### Exercise prompt
Each line that holds the word "leroy" counts once; give the total for the records below and nothing else.

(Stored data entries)
++++++

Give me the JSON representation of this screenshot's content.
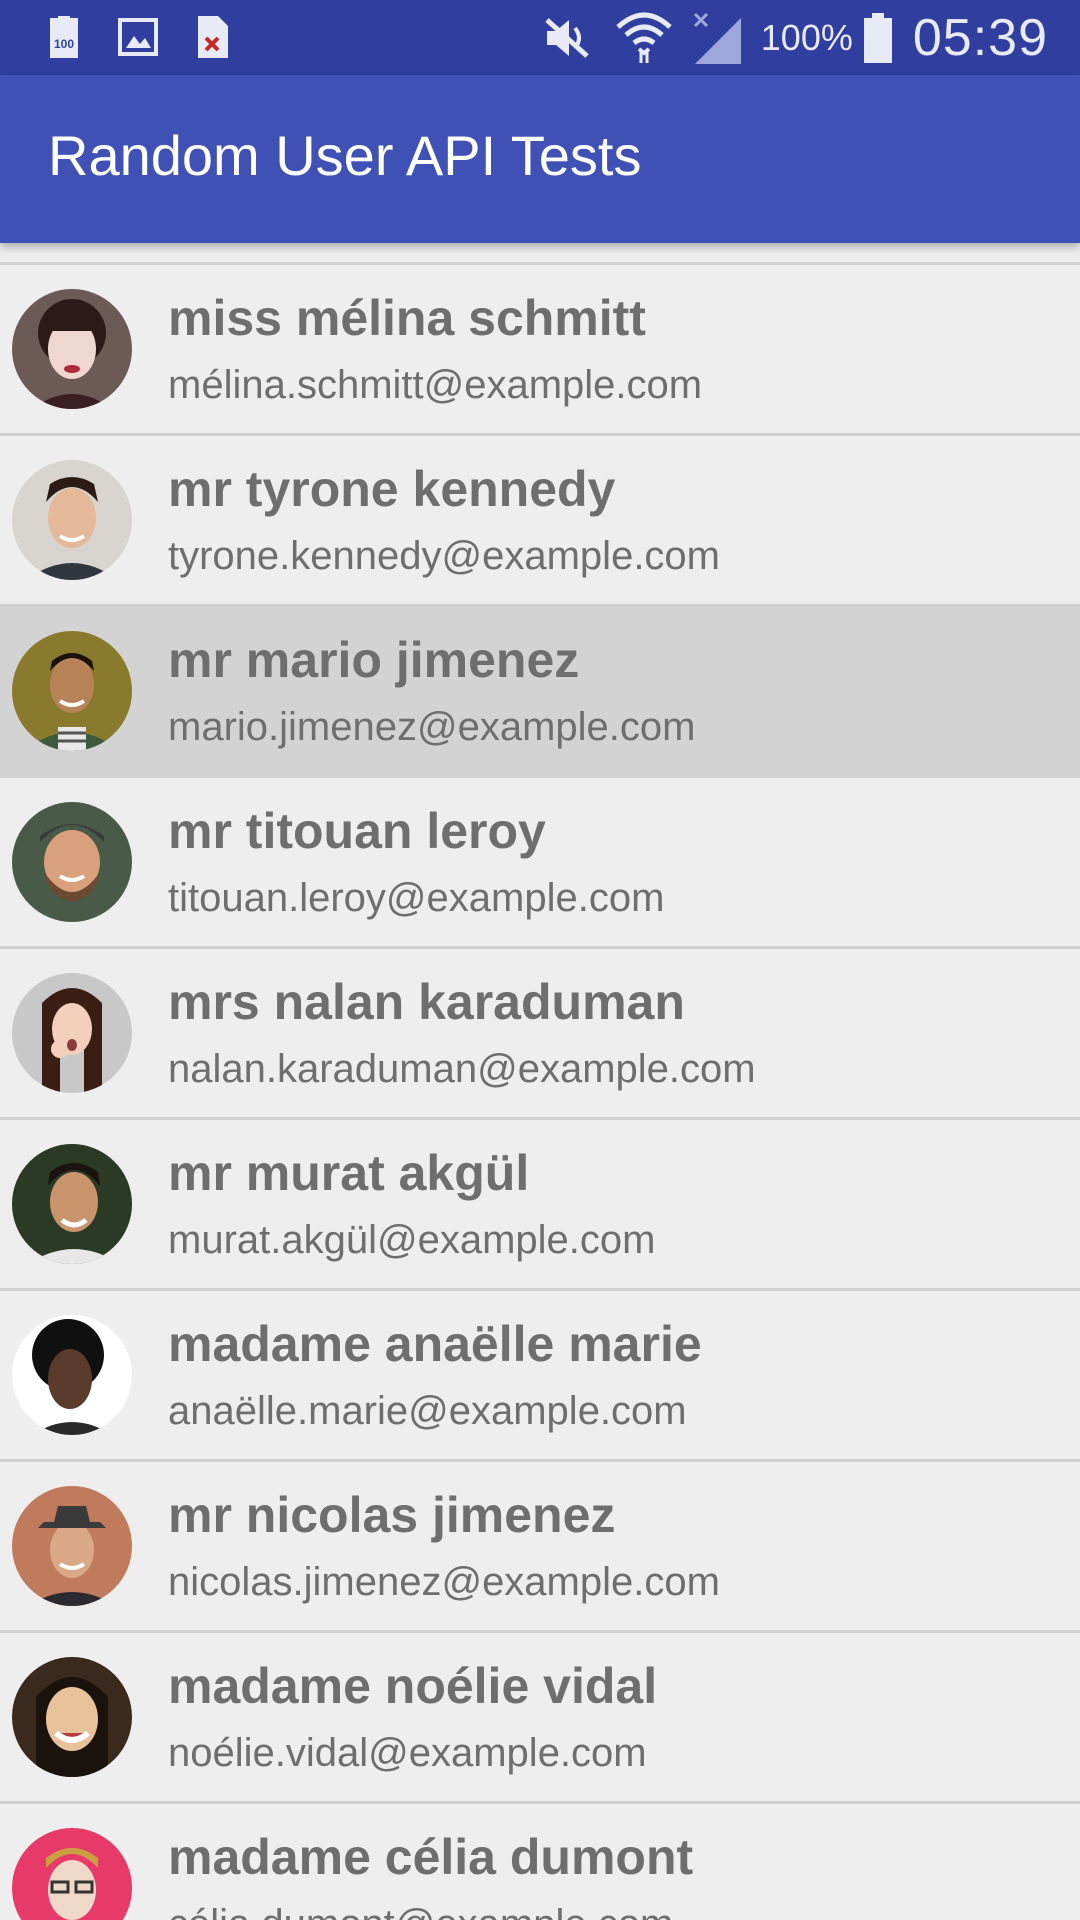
{
  "status_bar": {
    "battery_percent": "100%",
    "time": "05:39",
    "icons": [
      "battery-100-notification-icon",
      "image-notification-icon",
      "file-error-notification-icon",
      "mute-icon",
      "wifi-icon",
      "no-signal-icon",
      "battery-icon"
    ]
  },
  "app_bar": {
    "title": "Random User API Tests"
  },
  "users": [
    {
      "name": "miss mélina schmitt",
      "email": "mélina.schmitt@example.com",
      "pressed": false
    },
    {
      "name": "mr tyrone kennedy",
      "email": "tyrone.kennedy@example.com",
      "pressed": false
    },
    {
      "name": "mr mario jimenez",
      "email": "mario.jimenez@example.com",
      "pressed": true
    },
    {
      "name": "mr titouan leroy",
      "email": "titouan.leroy@example.com",
      "pressed": false
    },
    {
      "name": "mrs nalan karaduman",
      "email": "nalan.karaduman@example.com",
      "pressed": false
    },
    {
      "name": "mr murat akgül",
      "email": "murat.akgül@example.com",
      "pressed": false
    },
    {
      "name": "madame anaëlle marie",
      "email": "anaëlle.marie@example.com",
      "pressed": false
    },
    {
      "name": "mr nicolas jimenez",
      "email": "nicolas.jimenez@example.com",
      "pressed": false
    },
    {
      "name": "madame noélie vidal",
      "email": "noélie.vidal@example.com",
      "pressed": false
    },
    {
      "name": "madame célia dumont",
      "email": "célia.dumont@example.com",
      "pressed": false
    }
  ],
  "colors": {
    "status_bar": "#303f9f",
    "app_bar": "#3f51b5",
    "list_background": "#eeeeee",
    "pressed_row": "#d3d3d3",
    "text": "#6e6e6e"
  }
}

++++++

### Exercise answer
2